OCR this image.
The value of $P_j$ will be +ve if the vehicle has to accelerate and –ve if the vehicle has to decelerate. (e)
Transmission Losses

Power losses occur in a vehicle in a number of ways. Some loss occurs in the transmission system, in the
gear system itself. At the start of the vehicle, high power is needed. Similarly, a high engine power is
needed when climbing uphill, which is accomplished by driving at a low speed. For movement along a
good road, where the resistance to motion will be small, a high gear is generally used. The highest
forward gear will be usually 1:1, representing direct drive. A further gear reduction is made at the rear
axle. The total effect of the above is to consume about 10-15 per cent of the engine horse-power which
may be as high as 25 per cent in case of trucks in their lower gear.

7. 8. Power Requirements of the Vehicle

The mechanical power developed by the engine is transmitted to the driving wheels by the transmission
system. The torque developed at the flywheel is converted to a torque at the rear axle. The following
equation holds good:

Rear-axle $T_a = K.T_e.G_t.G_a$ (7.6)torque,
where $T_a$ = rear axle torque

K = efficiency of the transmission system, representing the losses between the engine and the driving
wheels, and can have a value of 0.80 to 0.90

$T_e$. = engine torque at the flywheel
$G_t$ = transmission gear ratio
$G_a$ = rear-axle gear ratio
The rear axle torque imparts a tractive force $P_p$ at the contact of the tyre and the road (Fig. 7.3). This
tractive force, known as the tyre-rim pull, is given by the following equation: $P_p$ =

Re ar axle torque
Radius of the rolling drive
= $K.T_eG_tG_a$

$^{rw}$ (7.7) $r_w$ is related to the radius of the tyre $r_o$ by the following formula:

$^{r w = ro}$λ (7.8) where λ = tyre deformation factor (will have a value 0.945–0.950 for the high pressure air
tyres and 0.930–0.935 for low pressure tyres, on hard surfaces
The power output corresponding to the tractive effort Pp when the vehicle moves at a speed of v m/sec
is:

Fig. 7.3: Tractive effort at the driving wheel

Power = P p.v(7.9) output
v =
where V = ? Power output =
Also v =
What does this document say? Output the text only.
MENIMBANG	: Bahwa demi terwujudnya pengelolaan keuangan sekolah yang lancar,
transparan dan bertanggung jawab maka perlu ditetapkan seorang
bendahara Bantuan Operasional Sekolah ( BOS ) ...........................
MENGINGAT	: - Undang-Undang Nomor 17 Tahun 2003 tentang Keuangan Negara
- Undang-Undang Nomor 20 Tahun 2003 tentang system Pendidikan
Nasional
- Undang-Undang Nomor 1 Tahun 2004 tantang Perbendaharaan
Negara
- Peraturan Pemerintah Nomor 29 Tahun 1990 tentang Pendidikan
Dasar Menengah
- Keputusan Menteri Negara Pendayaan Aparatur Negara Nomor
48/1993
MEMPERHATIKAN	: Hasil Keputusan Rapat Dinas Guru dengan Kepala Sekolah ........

--------------------------------

What you have to do =
From the listing above, return each line with the word "Nomor".

Expected answer =
MENGINGAT	: - Undang-Undang Nomor 17 Tahun 2003 tentang Keuangan Negara
- Undang-Undang Nomor 20 Tahun 2003 tentang system Pendidikan
- Undang-Undang Nomor 1 Tahun 2004 tantang Perbendaharaan
- Peraturan Pemerintah Nomor 29 Tahun 1990 tentang Pendidikan
- Keputusan Menteri Negara Pendayaan Aparatur Negara Nomor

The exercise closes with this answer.